— begin —

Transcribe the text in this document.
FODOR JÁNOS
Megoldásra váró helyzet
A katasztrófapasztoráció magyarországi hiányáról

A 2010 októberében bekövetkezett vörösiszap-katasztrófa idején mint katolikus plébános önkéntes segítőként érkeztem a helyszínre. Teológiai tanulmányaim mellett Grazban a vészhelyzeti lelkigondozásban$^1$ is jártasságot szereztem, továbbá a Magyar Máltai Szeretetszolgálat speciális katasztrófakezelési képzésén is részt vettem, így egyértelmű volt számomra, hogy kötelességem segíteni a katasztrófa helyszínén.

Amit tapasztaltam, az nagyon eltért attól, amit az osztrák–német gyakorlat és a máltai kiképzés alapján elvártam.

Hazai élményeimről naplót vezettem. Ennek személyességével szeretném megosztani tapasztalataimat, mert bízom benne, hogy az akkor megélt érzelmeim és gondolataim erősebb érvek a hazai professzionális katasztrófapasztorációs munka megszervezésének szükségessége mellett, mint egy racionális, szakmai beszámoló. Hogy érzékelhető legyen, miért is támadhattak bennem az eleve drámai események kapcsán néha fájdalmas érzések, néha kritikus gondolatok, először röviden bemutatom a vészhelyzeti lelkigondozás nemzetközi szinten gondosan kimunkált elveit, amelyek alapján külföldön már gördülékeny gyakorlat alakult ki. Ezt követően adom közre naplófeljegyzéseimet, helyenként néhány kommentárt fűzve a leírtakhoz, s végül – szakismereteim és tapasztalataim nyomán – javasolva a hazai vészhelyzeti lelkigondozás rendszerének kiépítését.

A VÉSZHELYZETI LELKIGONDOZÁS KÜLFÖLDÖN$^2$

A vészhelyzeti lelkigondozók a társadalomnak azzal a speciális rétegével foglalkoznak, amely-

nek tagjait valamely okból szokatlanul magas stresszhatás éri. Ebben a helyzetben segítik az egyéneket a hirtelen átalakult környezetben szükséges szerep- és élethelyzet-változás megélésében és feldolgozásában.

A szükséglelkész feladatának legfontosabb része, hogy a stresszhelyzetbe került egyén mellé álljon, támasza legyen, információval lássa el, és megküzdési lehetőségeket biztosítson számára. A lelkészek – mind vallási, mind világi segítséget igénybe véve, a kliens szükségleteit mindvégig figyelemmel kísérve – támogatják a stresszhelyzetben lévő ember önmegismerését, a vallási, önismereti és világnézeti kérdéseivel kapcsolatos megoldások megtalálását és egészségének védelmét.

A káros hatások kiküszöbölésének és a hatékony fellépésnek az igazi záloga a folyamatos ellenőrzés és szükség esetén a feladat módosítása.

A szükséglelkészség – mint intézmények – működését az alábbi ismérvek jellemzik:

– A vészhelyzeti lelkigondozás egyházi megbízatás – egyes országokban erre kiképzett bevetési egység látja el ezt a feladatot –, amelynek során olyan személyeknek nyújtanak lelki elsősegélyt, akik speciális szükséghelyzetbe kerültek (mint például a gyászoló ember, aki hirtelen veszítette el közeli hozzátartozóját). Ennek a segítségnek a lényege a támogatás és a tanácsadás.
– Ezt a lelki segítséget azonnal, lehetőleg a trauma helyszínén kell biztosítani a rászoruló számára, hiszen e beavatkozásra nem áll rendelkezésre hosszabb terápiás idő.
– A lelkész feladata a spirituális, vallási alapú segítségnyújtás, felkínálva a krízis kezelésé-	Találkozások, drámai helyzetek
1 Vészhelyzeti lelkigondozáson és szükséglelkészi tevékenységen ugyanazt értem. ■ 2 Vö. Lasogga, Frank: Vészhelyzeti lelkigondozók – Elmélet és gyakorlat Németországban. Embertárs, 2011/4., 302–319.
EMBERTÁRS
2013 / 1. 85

— end —
— begin —

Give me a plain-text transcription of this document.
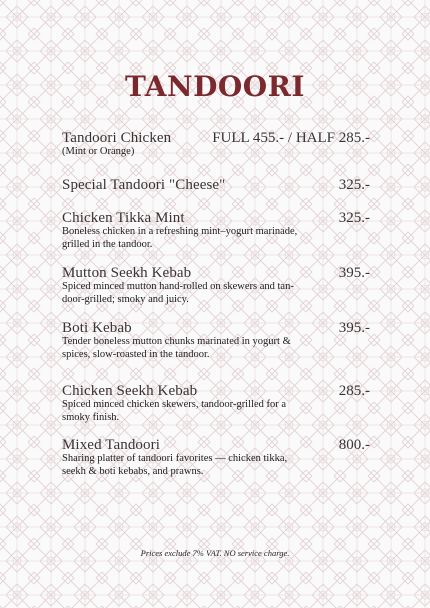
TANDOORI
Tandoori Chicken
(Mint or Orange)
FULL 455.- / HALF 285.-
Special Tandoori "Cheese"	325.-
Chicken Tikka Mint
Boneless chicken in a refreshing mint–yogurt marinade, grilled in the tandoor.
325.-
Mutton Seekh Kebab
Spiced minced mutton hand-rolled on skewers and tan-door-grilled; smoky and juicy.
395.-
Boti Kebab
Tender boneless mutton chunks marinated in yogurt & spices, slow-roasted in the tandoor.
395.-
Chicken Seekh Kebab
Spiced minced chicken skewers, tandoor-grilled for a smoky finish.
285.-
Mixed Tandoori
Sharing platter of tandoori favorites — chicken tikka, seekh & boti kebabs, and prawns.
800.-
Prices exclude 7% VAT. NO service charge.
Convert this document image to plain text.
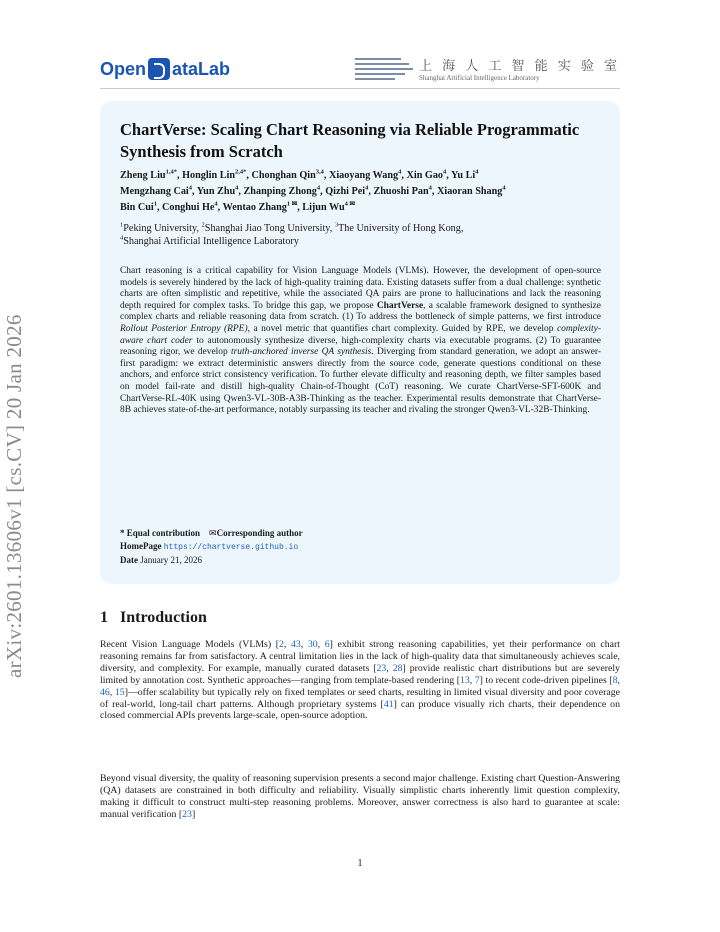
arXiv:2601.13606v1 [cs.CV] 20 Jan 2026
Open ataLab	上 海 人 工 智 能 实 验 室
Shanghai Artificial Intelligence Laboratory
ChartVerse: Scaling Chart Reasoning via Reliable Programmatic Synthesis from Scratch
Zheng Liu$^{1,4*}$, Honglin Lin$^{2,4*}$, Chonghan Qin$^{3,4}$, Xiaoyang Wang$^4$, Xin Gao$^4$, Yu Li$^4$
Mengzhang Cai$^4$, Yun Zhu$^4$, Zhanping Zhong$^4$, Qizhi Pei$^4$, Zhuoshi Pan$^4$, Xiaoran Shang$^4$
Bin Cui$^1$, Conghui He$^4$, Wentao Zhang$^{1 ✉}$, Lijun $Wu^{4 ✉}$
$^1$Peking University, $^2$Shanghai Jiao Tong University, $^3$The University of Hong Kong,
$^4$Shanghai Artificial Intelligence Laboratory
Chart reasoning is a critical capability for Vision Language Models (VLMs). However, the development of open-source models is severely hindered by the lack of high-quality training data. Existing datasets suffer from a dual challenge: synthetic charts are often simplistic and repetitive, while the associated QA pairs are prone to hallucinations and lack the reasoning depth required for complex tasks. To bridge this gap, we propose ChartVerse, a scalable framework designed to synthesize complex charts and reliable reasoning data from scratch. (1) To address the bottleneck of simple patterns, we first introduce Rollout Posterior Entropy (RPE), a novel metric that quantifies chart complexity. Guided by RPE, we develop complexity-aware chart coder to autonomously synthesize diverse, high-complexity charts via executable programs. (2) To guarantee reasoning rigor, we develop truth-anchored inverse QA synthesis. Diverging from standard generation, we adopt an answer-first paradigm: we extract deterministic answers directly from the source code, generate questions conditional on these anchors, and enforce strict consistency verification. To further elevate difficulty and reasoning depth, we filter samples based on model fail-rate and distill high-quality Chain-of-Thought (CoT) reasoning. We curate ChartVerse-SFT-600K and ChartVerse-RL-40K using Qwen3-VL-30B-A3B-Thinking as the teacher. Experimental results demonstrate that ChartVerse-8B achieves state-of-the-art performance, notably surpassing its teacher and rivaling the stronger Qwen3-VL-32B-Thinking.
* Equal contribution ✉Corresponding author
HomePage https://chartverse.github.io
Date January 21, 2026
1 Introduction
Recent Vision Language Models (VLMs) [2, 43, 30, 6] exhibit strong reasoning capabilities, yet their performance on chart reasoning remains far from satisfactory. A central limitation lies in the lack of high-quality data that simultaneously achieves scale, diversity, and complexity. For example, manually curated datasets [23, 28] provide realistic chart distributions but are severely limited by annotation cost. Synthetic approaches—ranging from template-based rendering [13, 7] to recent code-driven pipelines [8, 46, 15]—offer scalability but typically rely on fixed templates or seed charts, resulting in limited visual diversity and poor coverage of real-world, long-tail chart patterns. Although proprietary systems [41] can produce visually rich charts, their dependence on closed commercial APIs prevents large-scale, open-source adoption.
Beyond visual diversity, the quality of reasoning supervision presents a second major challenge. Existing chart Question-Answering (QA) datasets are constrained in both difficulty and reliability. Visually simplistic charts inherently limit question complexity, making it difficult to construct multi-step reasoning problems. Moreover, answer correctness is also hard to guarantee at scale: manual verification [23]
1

— end —

Tally up the lines of the listing containing the word "Shanghai". Give only the total.

• [EXPECTED ANSWER]:
3